Work to be completed:
The records below must be retyped exactly.
-- Start --
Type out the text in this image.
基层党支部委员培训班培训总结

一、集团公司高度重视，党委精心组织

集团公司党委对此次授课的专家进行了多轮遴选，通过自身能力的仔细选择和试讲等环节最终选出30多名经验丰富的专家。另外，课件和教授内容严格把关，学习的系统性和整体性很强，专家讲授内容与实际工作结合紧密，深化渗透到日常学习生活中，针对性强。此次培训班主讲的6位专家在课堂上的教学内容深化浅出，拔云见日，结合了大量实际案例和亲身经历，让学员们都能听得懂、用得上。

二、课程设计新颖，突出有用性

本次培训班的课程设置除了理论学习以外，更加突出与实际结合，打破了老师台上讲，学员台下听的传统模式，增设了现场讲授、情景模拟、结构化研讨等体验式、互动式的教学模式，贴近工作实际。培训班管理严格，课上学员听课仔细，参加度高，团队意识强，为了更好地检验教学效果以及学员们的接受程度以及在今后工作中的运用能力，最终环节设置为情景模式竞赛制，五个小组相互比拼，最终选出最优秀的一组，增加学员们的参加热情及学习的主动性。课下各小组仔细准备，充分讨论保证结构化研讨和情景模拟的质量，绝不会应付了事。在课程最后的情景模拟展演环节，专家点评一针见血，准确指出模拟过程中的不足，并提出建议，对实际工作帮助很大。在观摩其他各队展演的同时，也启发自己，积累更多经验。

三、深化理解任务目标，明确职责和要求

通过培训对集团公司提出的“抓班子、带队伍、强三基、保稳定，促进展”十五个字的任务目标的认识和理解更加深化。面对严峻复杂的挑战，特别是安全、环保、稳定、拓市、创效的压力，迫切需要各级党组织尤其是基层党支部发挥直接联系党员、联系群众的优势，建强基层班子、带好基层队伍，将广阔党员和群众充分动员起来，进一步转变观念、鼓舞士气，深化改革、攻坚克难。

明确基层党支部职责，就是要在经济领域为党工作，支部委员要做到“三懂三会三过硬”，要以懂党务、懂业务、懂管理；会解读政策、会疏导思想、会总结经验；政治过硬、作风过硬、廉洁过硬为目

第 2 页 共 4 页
-- End --
Complete response:
Type out the text in this image.
基层党支部委员培训班培训总结

一、集团公司高度重视，党委精心组织

集团公司党委对此次授课的专家进行了多轮遴选，通过自身能力的仔细选择和试讲等环节最终选出30多名经验丰富的专家。另外，课件和教授内容严格把关，学习的系统性和整体性很强，专家讲授内容与实际工作结合紧密，深化渗透到日常学习生活中，针对性强。此次培训班主讲的6位专家在课堂上的教学内容深化浅出，拔云见日，结合了大量实际案例和亲身经历，让学员们都能听得懂、用得上。

二、课程设计新颖，突出有用性

本次培训班的课程设置除了理论学习以外，更加突出与实际结合，打破了老师台上讲，学员台下听的传统模式，增设了现场讲授、情景模拟、结构化研讨等体验式、互动式的教学模式，贴近工作实际。培训班管理严格，课上学员听课仔细，参加度高，团队意识强，为了更好地检验教学效果以及学员们的接受程度以及在今后工作中的运用能力，最终环节设置为情景模式竞赛制，五个小组相互比拼，最终选出最优秀的一组，增加学员们的参加热情及学习的主动性。课下各小组仔细准备，充分讨论保证结构化研讨和情景模拟的质量，绝不会应付了事。在课程最后的情景模拟展演环节，专家点评一针见血，准确指出模拟过程中的不足，并提出建议，对实际工作帮助很大。在观摩其他各队展演的同时，也启发自己，积累更多经验。

三、深化理解任务目标，明确职责和要求

通过培训对集团公司提出的“抓班子、带队伍、强三基、保稳定，促进展”十五个字的任务目标的认识和理解更加深化。面对严峻复杂的挑战，特别是安全、环保、稳定、拓市、创效的压力，迫切需要各级党组织尤其是基层党支部发挥直接联系党员、联系群众的优势，建强基层班子、带好基层队伍，将广阔党员和群众充分动员起来，进一步转变观念、鼓舞士气，深化改革、攻坚克难。

明确基层党支部职责，就是要在经济领域为党工作，支部委员要做到“三懂三会三过硬”，要以懂党务、懂业务、懂管理；会解读政策、会疏导思想、会总结经验；政治过硬、作风过硬、廉洁过硬为目

第 2 页 共 4 页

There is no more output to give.